## GIVEN TASK A
Rewrite the part of the listing that runs from its first line through the line containing "90, 211, 128]", both included, as a JSON list of strings with one string per line and blank lines left out.

## EXTRACT
Theophilus Gould Steward (April 17, 1843 – January 11, 1924) was an American author, educator, and clergyman. He was a U.S. Army chaplain and Buffalo Soldier of 25th U.S. Colored Infantry.

Life and career

Early years
Steward was born to James Steward and Rebecca Gould in Gouldtown, New Jersey. The son of free Blacks reared in a family that stressed education, he received his formal education in the Gouldtown public schools.

Career
Steward was ordained a minister in the African Methodist Episcopal Church in 1863. Following the Civil War, Steward helped organize the A.M.E. Church in South Carolina and Georgia. He was also active in Reconstruction politics in Georgia. Steward moved from South Carolina to pastor the AME church in Macon, Georgia March 17, 1868. After the church was burned in a mysterious fire, he literally and figuratively built a new AME church. The cornerstone was laid January 16, 1870 in the presence of 2,000 black Maconites. After the war he graduated from the Episcopal Divinity School of Philadelphia, and later was awarded a Doctor of Divinity degree from Wilberforce University in Wilberforce, Ohio, in 1881.

From 1872 to 1891 Steward established a church in Haiti and preached in the eastern United States. In 1891 he joined the 25th U.S. Colored Infantry, serving as its chaplain until 1907, including service in Cuba during the Spanish–American War, and in the Philippines. He was a participant in the March 5, 1897 meeting to celebrate the memory of Frederick Douglass which founded the American Negro Academy led by Alexander Crummell. From the founding of the organization until his death in 1924, Steward remained active among the scholars, editors, and activists of this first major African American learned society, refuting racist scholarship, promoting black claims to individual, social, and political equality, and studying the history and sociology of African American life.  Between 1907 and his death on January 11, 1924, Steward was a professor of history, French, and logic at Wilberforce University.

## EXTRACTED MATERIAL
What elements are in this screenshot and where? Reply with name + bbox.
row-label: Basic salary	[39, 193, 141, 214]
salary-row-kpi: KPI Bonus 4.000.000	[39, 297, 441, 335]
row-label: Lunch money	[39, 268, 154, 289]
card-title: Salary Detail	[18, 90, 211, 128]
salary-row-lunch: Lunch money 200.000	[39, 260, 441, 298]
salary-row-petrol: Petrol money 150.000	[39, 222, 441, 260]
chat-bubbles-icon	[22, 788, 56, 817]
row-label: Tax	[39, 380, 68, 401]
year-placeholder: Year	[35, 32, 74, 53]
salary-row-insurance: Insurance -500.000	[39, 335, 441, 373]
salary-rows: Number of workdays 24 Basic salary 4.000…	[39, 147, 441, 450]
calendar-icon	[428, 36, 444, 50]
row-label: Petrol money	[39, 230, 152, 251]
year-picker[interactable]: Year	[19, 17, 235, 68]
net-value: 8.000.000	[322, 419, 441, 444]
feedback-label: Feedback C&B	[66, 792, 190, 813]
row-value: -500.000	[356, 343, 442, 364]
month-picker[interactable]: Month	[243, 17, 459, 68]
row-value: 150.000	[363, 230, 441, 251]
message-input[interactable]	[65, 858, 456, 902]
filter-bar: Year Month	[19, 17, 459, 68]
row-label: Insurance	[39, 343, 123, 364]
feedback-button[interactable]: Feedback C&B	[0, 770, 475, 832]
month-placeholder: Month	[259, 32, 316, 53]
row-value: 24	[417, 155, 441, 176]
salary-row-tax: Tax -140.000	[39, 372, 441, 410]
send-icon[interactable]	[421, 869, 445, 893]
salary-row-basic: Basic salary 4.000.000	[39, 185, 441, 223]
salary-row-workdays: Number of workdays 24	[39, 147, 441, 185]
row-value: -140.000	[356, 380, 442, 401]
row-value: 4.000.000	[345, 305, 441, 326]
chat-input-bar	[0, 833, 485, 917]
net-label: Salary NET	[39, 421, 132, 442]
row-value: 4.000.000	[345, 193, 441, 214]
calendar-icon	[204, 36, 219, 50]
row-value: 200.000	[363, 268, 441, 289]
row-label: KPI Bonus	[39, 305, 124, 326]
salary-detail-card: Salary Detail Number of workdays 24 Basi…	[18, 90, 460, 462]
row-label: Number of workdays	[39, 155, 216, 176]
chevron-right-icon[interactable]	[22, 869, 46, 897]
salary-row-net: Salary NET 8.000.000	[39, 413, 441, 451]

## GIVEN TASK B
For each statement, say whether it agrees with the passage on Theophilus Gould Steward, answering yes or no and quoting the deciding words of the passage: (i) Steward was ordained a minister in the African Methodist Episcopal Church in 1863. (ii) The cornerstone of the new church in Macon was laid before 200 black Maconites. (iii) At Wilberforce University, Steward taught history, Latin, and logic.

## WRITTEN SOLUTION A
[
  "What elements are in this screenshot and where? Reply with name + bbox.",
  "row-label: Basic salary\t[39, 193, 141, 214]",
  "salary-row-kpi: KPI Bonus 4.000.000\t[39, 297, 441, 335]",
  "row-label: Lunch money\t[39, 268, 154, 289]",
  "card-title: Salary Detail\t[18, 90, 211, 128]"
]

## WRITTEN SOLUTION B
(i) Yes: "Steward was ordained a minister in the African Methodist Episcopal Church in 1863."
(ii) No: "The cornerstone was laid January 16, 1870 in the presence of 2,000 black Maconites."
(iii) No: "Steward was a professor of history, French, and logic at Wilberforce University."